RAW RECORDS >>
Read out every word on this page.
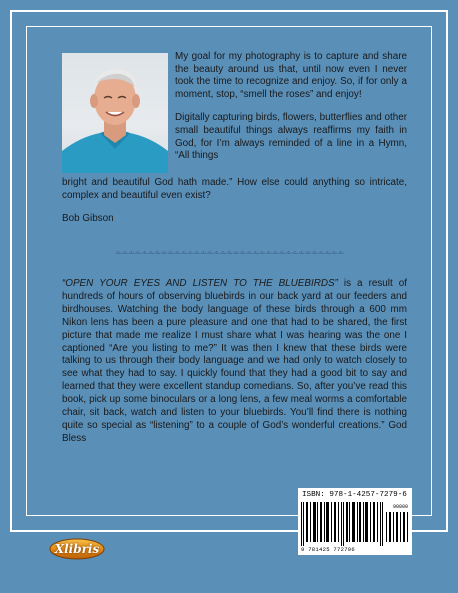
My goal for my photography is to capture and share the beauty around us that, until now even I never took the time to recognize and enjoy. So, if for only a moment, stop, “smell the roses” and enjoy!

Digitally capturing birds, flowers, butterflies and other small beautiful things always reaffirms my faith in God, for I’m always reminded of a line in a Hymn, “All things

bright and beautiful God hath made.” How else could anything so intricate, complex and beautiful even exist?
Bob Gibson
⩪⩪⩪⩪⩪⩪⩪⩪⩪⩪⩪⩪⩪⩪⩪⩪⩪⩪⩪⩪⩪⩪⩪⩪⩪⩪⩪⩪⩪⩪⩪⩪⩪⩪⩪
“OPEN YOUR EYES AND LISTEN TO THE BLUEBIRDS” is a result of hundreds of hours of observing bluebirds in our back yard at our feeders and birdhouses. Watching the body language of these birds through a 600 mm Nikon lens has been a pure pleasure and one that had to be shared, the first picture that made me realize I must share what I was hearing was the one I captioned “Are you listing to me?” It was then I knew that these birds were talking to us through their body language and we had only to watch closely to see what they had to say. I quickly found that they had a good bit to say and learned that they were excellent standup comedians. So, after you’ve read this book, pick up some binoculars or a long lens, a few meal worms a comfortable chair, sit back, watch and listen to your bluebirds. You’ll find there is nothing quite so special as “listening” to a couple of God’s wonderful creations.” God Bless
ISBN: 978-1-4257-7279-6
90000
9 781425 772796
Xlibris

...

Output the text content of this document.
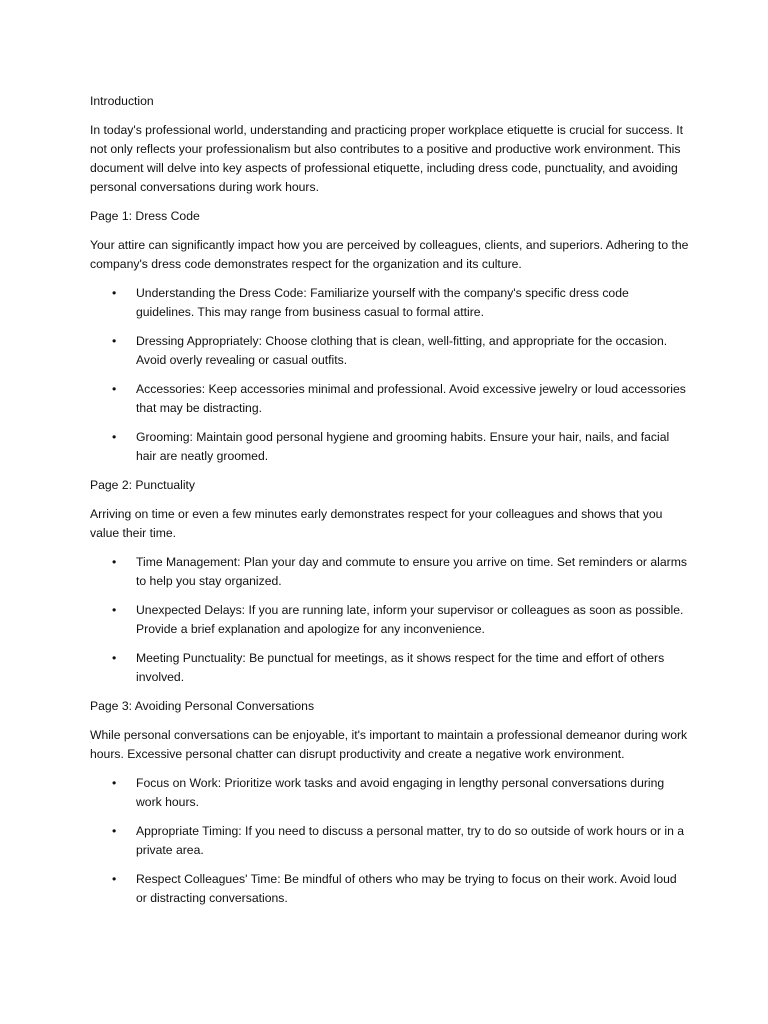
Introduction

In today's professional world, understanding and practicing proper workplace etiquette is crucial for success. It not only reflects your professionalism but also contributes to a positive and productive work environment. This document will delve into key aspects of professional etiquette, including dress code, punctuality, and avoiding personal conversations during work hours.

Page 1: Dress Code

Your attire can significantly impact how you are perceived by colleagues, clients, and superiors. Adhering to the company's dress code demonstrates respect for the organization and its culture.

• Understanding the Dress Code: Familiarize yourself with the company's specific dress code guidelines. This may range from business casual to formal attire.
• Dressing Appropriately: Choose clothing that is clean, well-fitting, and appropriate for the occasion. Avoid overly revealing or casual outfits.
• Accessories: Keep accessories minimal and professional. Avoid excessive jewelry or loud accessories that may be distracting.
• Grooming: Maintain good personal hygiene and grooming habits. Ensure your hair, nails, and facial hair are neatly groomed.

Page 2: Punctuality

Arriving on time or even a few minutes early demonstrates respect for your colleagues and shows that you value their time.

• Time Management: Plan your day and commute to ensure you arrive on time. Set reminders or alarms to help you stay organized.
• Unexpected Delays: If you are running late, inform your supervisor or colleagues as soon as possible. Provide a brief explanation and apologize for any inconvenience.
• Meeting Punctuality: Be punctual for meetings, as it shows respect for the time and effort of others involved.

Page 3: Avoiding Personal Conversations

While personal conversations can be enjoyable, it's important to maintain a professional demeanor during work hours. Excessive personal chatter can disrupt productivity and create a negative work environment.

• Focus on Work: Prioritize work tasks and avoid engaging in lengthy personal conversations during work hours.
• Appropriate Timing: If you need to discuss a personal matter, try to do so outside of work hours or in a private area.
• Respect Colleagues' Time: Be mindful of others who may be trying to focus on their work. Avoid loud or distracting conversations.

--

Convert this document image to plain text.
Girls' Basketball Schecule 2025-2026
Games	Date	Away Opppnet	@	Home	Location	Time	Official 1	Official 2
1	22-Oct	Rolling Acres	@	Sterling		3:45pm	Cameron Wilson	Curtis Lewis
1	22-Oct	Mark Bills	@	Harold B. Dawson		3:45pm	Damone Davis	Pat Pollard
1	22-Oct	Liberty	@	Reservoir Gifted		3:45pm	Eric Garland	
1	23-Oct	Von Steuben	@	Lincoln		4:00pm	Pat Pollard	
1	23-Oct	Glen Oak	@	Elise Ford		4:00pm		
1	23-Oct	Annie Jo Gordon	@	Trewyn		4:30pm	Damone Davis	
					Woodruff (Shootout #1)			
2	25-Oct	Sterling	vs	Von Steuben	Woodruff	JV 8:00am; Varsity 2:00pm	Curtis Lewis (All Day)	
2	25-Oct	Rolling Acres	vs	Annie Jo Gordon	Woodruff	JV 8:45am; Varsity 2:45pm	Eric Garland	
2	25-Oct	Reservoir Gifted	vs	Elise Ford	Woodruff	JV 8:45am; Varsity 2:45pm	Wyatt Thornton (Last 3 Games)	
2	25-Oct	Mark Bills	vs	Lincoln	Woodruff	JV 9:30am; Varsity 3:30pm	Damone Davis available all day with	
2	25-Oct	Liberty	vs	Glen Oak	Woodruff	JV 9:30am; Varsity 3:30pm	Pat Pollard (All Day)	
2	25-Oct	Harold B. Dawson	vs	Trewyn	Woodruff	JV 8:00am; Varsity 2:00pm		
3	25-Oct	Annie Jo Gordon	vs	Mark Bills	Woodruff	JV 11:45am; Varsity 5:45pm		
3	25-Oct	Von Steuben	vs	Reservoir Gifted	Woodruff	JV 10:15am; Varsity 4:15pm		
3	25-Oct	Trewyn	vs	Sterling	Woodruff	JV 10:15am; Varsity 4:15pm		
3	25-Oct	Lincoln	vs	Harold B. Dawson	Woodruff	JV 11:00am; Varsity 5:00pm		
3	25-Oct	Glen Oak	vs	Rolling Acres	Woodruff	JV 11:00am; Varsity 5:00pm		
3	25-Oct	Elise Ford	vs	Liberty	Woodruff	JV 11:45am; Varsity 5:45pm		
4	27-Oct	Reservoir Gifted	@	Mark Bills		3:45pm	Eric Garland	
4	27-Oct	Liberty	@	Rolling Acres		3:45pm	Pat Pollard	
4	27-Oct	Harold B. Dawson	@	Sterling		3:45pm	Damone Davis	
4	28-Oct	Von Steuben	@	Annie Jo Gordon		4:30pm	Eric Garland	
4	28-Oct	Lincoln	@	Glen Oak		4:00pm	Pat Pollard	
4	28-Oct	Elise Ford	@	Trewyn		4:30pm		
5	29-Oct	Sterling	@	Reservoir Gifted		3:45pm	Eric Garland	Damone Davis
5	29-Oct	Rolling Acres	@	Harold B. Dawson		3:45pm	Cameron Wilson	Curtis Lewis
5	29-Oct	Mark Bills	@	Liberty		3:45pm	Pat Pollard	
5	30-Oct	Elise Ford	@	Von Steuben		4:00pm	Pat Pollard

AIM OF THE TASK >> Every line that holds the word "loud" counts once; state the total number of such lines and nothing else.

TASK ANSWER >> 2